RECORDS FOR THE EXERCISE:
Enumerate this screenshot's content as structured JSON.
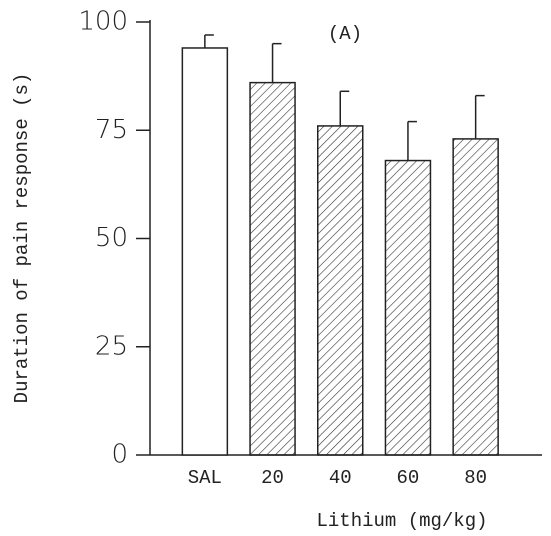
{
  "chart_data": {
    "type": "bar",
    "annotation": "(A)",
    "xlabel": "Lithium (mg/kg)",
    "ylabel": "Duration of pain response (s)",
    "categories": [
      "SAL",
      "20",
      "40",
      "60",
      "80"
    ],
    "values": [
      94,
      86,
      76,
      68,
      73
    ],
    "errors": [
      3,
      9,
      8,
      9,
      10
    ],
    "bar_styles": [
      "open",
      "hatched",
      "hatched",
      "hatched",
      "hatched"
    ],
    "color": "#222222",
    "ylim": [
      0,
      100
    ],
    "yticks": [
      0,
      25,
      50,
      75,
      100
    ],
    "grid": false
  }
}
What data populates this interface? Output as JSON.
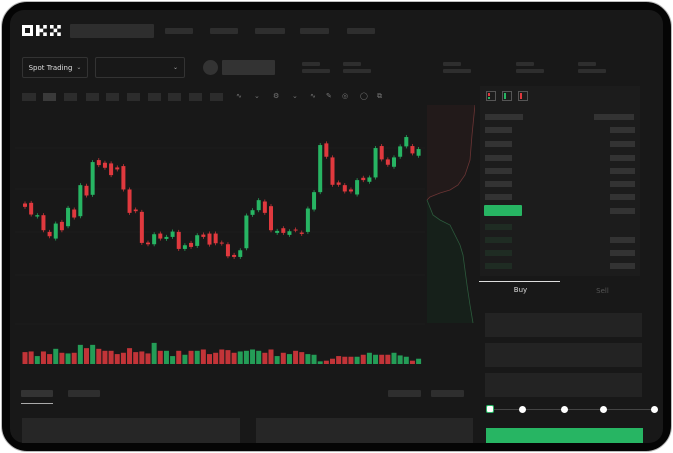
{
  "header": {
    "logo": "OKX"
  },
  "toolbar": {
    "market_label": "Spot Trading",
    "pair_select": ""
  },
  "trade": {
    "buy_tab": "Buy",
    "sell_tab": "Sell",
    "active_tab": "Buy",
    "leverage_slider_value": 0,
    "slider_steps": [
      0,
      25,
      50,
      75,
      100
    ]
  },
  "colors": {
    "up": "#27b563",
    "down": "#e0393e",
    "background": "#181818"
  },
  "chart_data": {
    "type": "candlestick",
    "candles": [
      [
        50,
        48
      ],
      [
        50.4,
        43.4
      ],
      [
        42.2,
        43
      ],
      [
        43,
        34
      ],
      [
        33,
        30.4
      ],
      [
        29,
        38
      ],
      [
        39,
        34
      ],
      [
        36.4,
        47.4
      ],
      [
        46.4,
        41.6
      ],
      [
        42.4,
        61
      ],
      [
        60.6,
        54.8
      ],
      [
        55.2,
        74.8
      ],
      [
        76,
        73
      ],
      [
        74.4,
        71.4
      ],
      [
        74,
        67
      ],
      [
        71.6,
        70.4
      ],
      [
        72.4,
        58.4
      ],
      [
        58.4,
        44.4
      ],
      [
        46.4,
        45.4
      ],
      [
        45,
        26.4
      ],
      [
        26.6,
        25.6
      ],
      [
        25.6,
        31.6
      ],
      [
        32,
        29
      ],
      [
        28.8,
        30
      ],
      [
        30,
        33.2
      ],
      [
        33,
        22.8
      ],
      [
        22.8,
        25
      ],
      [
        26.4,
        24
      ],
      [
        24.6,
        31
      ],
      [
        31.4,
        30
      ],
      [
        32,
        25.4
      ],
      [
        32,
        26.2
      ],
      [
        26.6,
        26
      ],
      [
        25.6,
        18.4
      ],
      [
        19.2,
        18
      ],
      [
        18,
        22
      ],
      [
        23.2,
        42.8
      ],
      [
        43.2,
        46
      ],
      [
        46,
        52
      ],
      [
        51.2,
        44.4
      ],
      [
        48.4,
        34
      ],
      [
        32.4,
        33.6
      ],
      [
        35.2,
        32.4
      ],
      [
        31.2,
        33.4
      ],
      [
        34.4,
        34
      ],
      [
        32.6,
        31.8
      ],
      [
        33,
        47
      ],
      [
        46.4,
        56.8
      ],
      [
        56.8,
        85
      ],
      [
        86,
        78
      ],
      [
        77.6,
        61.2
      ],
      [
        62.6,
        61.2
      ],
      [
        61,
        57.2
      ],
      [
        58.4,
        57.2
      ],
      [
        55.4,
        64
      ],
      [
        65.4,
        64
      ],
      [
        63,
        65.6
      ],
      [
        65.6,
        83.2
      ],
      [
        84.4,
        76.4
      ],
      [
        76.4,
        73.2
      ],
      [
        72,
        77.6
      ],
      [
        78,
        84.2
      ],
      [
        84.2,
        89.8
      ],
      [
        84.4,
        80
      ],
      [
        78.6,
        82.6
      ]
    ],
    "volume": [
      36,
      38,
      24,
      38,
      30,
      46,
      34,
      32,
      34,
      58,
      48,
      58,
      46,
      40,
      40,
      30,
      34,
      48,
      36,
      38,
      32,
      64,
      40,
      40,
      24,
      40,
      28,
      40,
      40,
      44,
      30,
      34,
      44,
      42,
      34,
      38,
      40,
      44,
      40,
      34,
      44,
      24,
      34,
      30,
      40,
      36,
      30,
      28,
      8,
      10,
      16,
      24,
      22,
      22,
      22,
      28,
      34,
      28,
      28,
      28,
      34,
      26,
      22,
      10,
      16
    ],
    "grid": true
  }
}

YOUR TASK:
Pictures don't belong in the copy. Transcribe every record exactly as it appears.

RESULT:
Enumerate this screenshot's content as structured JSON.
{
  "chart_data": {
    "type": "bar",
    "annotation": "(A)",
    "xlabel": "Lithium (mg/kg)",
    "ylabel": "Duration of pain response (s)",
    "categories": [
      "SAL",
      "20",
      "40",
      "60",
      "80"
    ],
    "values": [
      94,
      86,
      76,
      68,
      73
    ],
    "errors": [
      3,
      9,
      8,
      9,
      10
    ],
    "bar_styles": [
      "open",
      "hatched",
      "hatched",
      "hatched",
      "hatched"
    ],
    "color": "#222222",
    "ylim": [
      0,
      100
    ],
    "yticks": [
      0,
      25,
      50,
      75,
      100
    ],
    "grid": false
  }
}
What data populates this interface? Output as JSON.
{
  "header": {
    "logo": "OKX"
  },
  "toolbar": {
    "market_label": "Spot Trading",
    "pair_select": ""
  },
  "trade": {
    "buy_tab": "Buy",
    "sell_tab": "Sell",
    "active_tab": "Buy",
    "leverage_slider_value": 0,
    "slider_steps": [
      0,
      25,
      50,
      75,
      100
    ]
  },
  "colors": {
    "up": "#27b563",
    "down": "#e0393e",
    "background": "#181818"
  },
  "chart_data": {
    "type": "candlestick",
    "candles": [
      [
        50,
        48
      ],
      [
        50.4,
        43.4
      ],
      [
        42.2,
        43
      ],
      [
        43,
        34
      ],
      [
        33,
        30.4
      ],
      [
        29,
        38
      ],
      [
        39,
        34
      ],
      [
        36.4,
        47.4
      ],
      [
        46.4,
        41.6
      ],
      [
        42.4,
        61
      ],
      [
        60.6,
        54.8
      ],
      [
        55.2,
        74.8
      ],
      [
        76,
        73
      ],
      [
        74.4,
        71.4
      ],
      [
        74,
        67
      ],
      [
        71.6,
        70.4
      ],
      [
        72.4,
        58.4
      ],
      [
        58.4,
        44.4
      ],
      [
        46.4,
        45.4
      ],
      [
        45,
        26.4
      ],
      [
        26.6,
        25.6
      ],
      [
        25.6,
        31.6
      ],
      [
        32,
        29
      ],
      [
        28.8,
        30
      ],
      [
        30,
        33.2
      ],
      [
        33,
        22.8
      ],
      [
        22.8,
        25
      ],
      [
        26.4,
        24
      ],
      [
        24.6,
        31
      ],
      [
        31.4,
        30
      ],
      [
        32,
        25.4
      ],
      [
        32,
        26.2
      ],
      [
        26.6,
        26
      ],
      [
        25.6,
        18.4
      ],
      [
        19.2,
        18
      ],
      [
        18,
        22
      ],
      [
        23.2,
        42.8
      ],
      [
        43.2,
        46
      ],
      [
        46,
        52
      ],
      [
        51.2,
        44.4
      ],
      [
        48.4,
        34
      ],
      [
        32.4,
        33.6
      ],
      [
        35.2,
        32.4
      ],
      [
        31.2,
        33.4
      ],
      [
        34.4,
        34
      ],
      [
        32.6,
        31.8
      ],
      [
        33,
        47
      ],
      [
        46.4,
        56.8
      ],
      [
        56.8,
        85
      ],
      [
        86,
        78
      ],
      [
        77.6,
        61.2
      ],
      [
        62.6,
        61.2
      ],
      [
        61,
        57.2
      ],
      [
        58.4,
        57.2
      ],
      [
        55.4,
        64
      ],
      [
        65.4,
        64
      ],
      [
        63,
        65.6
      ],
      [
        65.6,
        83.2
      ],
      [
        84.4,
        76.4
      ],
      [
        76.4,
        73.2
      ],
      [
        72,
        77.6
      ],
      [
        78,
        84.2
      ],
      [
        84.2,
        89.8
      ],
      [
        84.4,
        80
      ],
      [
        78.6,
        82.6
      ]
    ],
    "volume": [
      36,
      38,
      24,
      38,
      30,
      46,
      34,
      32,
      34,
      58,
      48,
      58,
      46,
      40,
      40,
      30,
      34,
      48,
      36,
      38,
      32,
      64,
      40,
      40,
      24,
      40,
      28,
      40,
      40,
      44,
      30,
      34,
      44,
      42,
      34,
      38,
      40,
      44,
      40,
      34,
      44,
      24,
      34,
      30,
      40,
      36,
      30,
      28,
      8,
      10,
      16,
      24,
      22,
      22,
      22,
      28,
      34,
      28,
      28,
      28,
      34,
      26,
      22,
      10,
      16
    ],
    "grid": true
  }
}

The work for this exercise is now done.